**GIVEN PROBLEM**
Pull out every line with the word "document".

**SUPPLIED DATA**
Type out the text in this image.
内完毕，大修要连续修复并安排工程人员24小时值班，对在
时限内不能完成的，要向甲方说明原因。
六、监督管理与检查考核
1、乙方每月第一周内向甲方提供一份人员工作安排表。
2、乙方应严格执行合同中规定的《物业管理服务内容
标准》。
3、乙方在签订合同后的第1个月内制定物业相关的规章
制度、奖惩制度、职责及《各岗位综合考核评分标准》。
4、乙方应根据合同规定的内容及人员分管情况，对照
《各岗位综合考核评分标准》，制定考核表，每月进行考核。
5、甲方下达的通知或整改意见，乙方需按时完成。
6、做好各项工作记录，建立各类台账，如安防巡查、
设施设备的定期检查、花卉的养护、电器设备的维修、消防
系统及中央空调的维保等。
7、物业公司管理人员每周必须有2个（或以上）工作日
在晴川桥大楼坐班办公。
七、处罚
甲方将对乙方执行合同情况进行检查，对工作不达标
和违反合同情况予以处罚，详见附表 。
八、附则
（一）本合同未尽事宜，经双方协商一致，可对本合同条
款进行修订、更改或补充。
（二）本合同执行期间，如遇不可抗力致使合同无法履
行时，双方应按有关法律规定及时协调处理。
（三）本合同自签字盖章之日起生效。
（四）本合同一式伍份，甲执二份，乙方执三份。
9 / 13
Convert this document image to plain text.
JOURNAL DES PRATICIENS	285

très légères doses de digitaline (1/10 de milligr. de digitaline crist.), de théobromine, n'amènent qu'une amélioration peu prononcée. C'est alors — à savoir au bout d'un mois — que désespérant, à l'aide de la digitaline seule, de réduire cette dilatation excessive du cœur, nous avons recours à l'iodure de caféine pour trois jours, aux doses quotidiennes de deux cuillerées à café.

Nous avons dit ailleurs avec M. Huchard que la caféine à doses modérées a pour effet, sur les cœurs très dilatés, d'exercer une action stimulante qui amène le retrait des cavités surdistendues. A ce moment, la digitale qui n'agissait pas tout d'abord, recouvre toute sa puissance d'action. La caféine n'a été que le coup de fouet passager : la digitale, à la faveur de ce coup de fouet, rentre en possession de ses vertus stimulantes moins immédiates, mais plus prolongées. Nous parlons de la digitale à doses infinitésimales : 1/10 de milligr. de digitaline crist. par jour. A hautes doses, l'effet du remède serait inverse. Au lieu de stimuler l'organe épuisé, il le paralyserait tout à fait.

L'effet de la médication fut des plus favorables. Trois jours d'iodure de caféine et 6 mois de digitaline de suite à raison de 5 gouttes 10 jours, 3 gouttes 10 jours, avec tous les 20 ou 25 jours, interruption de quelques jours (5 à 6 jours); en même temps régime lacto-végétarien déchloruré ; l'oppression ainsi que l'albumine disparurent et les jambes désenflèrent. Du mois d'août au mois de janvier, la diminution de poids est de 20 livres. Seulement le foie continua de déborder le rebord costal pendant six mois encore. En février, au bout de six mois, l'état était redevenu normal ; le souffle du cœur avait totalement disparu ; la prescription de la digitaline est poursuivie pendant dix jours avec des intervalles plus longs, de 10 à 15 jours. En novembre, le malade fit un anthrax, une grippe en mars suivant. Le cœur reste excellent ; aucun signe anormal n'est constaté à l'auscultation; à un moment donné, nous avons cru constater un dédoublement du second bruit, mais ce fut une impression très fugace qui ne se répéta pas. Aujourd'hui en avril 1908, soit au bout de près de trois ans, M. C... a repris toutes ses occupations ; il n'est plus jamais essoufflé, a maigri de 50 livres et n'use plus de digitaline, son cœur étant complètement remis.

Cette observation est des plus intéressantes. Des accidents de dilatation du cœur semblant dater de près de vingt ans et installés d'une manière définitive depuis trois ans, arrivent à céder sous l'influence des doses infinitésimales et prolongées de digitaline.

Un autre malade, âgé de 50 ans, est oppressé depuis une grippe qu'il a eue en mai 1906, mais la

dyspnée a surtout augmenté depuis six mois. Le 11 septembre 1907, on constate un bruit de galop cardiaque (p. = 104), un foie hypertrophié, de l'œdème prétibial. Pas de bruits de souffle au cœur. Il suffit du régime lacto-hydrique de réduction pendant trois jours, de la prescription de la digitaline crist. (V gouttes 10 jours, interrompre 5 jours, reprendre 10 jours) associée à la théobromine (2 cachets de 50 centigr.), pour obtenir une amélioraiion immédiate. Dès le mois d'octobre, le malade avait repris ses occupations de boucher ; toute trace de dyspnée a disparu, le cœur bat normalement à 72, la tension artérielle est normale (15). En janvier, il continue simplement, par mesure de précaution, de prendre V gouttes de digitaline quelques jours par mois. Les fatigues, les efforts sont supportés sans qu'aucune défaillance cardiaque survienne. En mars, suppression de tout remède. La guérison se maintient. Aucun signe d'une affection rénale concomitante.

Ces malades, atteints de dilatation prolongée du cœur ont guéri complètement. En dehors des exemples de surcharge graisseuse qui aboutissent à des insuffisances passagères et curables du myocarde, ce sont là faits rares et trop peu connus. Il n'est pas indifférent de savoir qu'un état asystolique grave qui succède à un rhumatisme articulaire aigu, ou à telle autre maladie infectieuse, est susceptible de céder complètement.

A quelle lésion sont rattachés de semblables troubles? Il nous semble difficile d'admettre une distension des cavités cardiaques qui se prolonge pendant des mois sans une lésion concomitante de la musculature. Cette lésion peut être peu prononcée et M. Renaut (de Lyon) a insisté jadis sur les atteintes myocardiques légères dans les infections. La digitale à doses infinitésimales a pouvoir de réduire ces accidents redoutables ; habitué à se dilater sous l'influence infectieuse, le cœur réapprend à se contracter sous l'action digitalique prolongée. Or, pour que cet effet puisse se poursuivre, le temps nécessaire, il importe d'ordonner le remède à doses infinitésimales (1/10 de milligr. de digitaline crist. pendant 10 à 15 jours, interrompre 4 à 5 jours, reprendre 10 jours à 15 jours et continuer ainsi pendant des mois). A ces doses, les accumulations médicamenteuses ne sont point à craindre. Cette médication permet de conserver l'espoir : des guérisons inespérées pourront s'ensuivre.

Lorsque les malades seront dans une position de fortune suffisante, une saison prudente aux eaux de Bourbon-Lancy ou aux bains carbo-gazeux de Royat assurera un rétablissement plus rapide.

* * *

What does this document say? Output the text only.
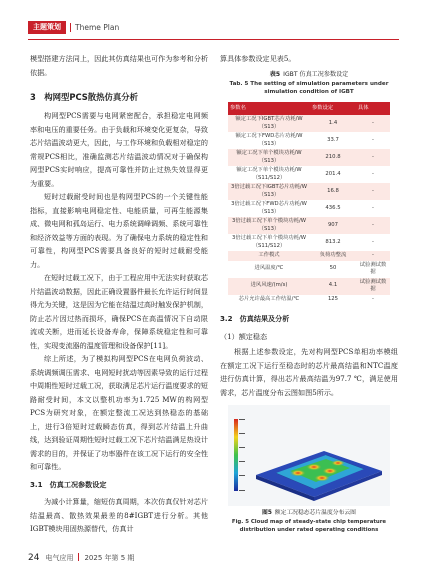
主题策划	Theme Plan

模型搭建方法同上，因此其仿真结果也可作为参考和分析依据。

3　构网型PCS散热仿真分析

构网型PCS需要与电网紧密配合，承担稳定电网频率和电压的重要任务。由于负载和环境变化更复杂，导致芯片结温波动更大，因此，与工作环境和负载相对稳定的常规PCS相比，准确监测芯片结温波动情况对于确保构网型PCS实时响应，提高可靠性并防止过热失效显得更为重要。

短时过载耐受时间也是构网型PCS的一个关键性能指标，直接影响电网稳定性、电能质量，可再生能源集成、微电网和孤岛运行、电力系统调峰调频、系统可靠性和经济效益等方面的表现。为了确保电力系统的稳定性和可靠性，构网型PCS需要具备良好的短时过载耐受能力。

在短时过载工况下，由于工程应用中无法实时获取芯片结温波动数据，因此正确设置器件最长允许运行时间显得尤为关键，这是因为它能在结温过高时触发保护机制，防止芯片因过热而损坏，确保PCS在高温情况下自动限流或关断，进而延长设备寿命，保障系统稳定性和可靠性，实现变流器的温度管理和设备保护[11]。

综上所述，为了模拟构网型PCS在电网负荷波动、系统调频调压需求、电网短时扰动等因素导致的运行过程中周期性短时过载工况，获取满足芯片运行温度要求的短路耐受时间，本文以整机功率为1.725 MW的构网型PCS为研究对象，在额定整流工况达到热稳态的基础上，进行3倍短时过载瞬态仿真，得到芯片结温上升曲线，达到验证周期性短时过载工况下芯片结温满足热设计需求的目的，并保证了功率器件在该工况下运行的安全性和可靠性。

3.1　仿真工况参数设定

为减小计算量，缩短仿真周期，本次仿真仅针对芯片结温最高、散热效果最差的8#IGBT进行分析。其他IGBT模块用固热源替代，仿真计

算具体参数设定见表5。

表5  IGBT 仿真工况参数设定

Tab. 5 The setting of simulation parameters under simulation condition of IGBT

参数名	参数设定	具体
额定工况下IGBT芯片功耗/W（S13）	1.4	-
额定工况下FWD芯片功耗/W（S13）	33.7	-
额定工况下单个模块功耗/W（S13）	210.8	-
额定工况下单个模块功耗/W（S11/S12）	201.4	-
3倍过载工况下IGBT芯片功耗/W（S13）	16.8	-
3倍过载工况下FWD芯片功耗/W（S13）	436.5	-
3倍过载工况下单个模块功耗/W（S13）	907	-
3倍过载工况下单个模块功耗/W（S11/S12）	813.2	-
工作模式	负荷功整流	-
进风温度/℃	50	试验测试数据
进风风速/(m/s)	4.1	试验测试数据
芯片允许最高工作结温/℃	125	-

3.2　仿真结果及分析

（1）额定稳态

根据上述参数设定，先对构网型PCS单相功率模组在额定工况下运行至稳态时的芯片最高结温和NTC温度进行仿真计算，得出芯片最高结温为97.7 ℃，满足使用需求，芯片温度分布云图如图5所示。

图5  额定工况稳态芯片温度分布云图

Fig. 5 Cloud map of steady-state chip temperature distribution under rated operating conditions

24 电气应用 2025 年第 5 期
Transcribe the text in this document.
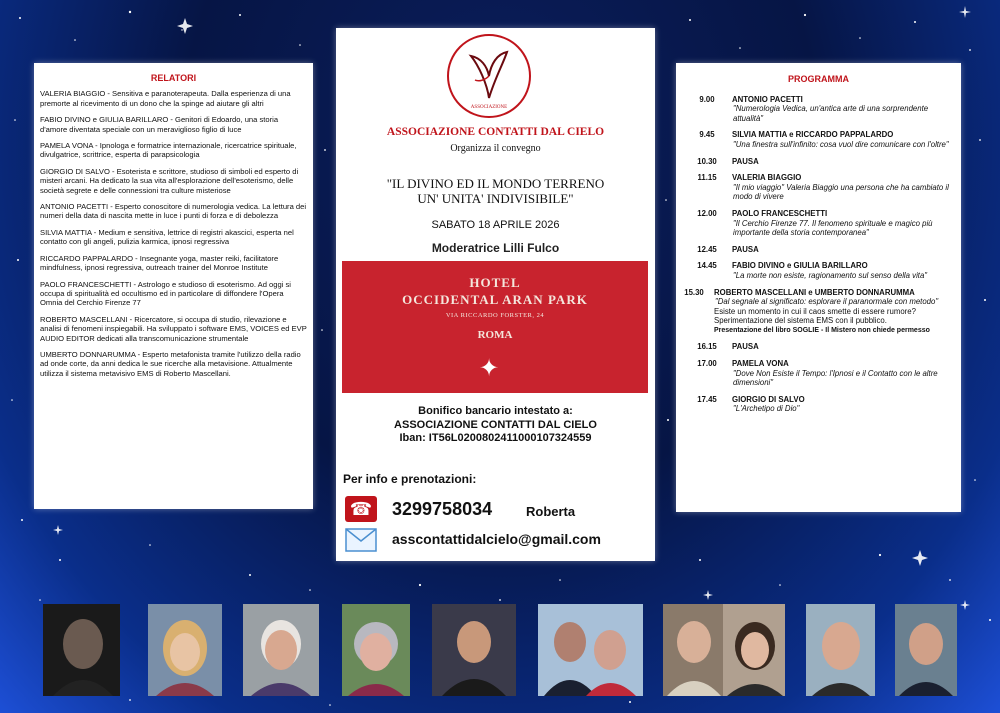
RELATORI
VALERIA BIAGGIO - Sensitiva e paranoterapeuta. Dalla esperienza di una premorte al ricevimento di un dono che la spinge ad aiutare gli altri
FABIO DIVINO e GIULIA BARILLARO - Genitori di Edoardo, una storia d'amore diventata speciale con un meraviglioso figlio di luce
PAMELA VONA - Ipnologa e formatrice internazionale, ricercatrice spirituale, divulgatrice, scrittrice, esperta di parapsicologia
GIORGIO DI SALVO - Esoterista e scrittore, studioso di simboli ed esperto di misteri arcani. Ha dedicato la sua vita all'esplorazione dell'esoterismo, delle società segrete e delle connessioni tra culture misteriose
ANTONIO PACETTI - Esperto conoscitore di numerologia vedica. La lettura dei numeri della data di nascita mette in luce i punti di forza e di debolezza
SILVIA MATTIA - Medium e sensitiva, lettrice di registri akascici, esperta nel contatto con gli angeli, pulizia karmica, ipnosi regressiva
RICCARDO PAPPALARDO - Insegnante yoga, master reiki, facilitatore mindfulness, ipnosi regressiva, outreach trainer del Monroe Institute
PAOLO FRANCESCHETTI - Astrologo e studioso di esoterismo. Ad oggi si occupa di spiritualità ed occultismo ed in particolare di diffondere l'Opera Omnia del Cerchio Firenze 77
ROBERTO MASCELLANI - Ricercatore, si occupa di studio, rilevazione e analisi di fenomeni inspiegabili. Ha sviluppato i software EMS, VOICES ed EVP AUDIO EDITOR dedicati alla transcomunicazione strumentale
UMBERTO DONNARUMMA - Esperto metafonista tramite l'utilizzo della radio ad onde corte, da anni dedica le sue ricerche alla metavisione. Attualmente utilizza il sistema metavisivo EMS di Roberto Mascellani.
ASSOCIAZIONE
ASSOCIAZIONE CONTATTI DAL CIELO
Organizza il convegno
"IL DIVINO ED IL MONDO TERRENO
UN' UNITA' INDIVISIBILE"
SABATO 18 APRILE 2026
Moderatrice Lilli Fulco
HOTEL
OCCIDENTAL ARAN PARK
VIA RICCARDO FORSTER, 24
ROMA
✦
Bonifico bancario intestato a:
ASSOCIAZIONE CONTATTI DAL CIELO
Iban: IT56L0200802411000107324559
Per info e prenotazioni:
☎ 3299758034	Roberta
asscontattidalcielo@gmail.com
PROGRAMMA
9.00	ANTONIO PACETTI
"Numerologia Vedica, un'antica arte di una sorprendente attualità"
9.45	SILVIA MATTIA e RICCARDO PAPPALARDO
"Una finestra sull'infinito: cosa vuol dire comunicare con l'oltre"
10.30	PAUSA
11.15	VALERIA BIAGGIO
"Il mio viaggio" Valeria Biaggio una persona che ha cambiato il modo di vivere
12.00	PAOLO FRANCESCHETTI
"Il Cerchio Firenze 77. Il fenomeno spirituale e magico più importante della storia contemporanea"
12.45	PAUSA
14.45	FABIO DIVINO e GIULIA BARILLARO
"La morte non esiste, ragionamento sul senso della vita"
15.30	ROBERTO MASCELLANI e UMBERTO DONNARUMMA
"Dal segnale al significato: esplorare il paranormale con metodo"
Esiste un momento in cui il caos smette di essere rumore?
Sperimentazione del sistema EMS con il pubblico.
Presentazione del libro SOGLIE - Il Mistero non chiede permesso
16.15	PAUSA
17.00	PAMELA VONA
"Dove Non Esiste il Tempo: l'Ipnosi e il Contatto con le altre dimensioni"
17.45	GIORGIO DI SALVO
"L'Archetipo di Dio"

**FULL RESPONSE**
Convert this document image to plain text.
What does this document say? Output the text only.
Transcribe the text in this document.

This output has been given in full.